REQUIRED TASK:
Give only the number of lines in these records that contain the word "Выживаемость".

Data records:
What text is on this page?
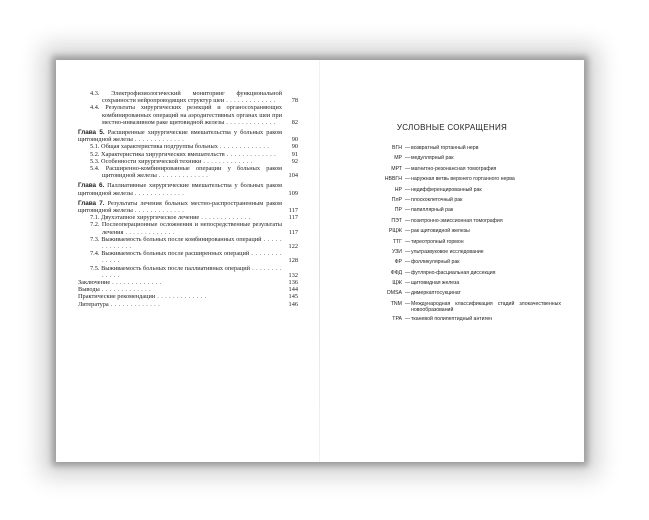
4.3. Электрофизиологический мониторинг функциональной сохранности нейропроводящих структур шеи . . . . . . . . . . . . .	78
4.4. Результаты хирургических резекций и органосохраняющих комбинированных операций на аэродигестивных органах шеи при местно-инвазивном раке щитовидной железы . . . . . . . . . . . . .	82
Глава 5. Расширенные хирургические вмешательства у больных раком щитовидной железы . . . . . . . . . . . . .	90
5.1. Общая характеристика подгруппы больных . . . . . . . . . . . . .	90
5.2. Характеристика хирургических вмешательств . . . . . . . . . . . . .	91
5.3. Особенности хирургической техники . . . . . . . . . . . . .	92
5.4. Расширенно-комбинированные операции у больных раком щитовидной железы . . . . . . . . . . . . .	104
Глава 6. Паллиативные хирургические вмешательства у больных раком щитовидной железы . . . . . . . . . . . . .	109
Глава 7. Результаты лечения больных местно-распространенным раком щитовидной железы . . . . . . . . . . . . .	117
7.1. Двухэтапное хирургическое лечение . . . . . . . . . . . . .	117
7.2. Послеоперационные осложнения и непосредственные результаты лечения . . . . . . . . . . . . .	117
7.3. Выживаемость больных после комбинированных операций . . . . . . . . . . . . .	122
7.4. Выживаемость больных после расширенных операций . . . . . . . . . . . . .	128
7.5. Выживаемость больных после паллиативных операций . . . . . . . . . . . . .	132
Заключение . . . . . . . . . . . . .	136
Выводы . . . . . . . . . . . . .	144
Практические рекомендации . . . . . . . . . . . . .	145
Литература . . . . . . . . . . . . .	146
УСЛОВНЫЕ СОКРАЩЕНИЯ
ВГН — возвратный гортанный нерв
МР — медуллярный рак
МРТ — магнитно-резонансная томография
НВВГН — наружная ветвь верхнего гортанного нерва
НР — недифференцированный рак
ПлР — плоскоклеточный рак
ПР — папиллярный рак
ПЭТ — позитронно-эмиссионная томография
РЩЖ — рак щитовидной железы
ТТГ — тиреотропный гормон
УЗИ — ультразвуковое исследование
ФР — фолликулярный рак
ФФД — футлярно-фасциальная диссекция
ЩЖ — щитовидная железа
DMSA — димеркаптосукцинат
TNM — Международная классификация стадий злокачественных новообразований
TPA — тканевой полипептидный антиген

...

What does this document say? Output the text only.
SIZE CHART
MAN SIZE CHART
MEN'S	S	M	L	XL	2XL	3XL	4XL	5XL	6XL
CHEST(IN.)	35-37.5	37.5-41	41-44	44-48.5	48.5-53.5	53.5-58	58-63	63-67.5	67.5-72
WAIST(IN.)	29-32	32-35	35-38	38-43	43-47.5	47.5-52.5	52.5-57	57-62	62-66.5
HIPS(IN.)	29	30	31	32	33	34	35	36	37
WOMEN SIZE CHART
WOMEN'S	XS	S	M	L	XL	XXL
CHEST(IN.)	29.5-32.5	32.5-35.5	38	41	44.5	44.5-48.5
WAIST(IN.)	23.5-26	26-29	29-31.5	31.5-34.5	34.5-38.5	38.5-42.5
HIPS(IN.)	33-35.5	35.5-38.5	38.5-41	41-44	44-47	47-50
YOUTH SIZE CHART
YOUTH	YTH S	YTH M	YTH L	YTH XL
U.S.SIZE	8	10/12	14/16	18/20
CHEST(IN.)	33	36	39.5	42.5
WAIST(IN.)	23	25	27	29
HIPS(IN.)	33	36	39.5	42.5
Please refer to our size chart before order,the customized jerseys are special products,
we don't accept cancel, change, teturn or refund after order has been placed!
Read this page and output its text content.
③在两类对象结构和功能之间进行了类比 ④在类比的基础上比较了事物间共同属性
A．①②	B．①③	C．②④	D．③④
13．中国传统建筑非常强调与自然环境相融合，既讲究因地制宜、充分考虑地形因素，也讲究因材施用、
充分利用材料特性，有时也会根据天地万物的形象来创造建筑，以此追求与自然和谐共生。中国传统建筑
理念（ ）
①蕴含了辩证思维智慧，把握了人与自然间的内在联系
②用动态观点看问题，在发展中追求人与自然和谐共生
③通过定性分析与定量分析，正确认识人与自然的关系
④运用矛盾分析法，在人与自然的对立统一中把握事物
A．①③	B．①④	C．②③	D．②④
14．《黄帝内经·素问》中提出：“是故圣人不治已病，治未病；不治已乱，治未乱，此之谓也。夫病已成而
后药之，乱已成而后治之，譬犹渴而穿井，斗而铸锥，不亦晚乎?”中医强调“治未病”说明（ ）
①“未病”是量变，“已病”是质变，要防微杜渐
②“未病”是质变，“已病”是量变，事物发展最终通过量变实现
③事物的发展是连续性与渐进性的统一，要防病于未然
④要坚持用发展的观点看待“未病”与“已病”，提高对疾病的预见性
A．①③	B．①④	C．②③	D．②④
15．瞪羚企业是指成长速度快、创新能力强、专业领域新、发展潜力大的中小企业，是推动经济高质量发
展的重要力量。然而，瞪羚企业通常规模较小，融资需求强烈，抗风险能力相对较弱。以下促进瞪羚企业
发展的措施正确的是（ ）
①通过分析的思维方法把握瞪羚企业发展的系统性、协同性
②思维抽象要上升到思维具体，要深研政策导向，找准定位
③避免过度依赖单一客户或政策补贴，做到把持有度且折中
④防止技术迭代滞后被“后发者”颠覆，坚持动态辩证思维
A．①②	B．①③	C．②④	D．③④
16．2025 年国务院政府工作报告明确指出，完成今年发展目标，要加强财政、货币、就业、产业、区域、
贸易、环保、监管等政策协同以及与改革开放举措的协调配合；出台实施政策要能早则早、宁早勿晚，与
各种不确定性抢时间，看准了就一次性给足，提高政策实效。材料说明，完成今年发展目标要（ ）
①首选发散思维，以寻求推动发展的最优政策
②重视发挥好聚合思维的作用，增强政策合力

TASK OUTPUT:
3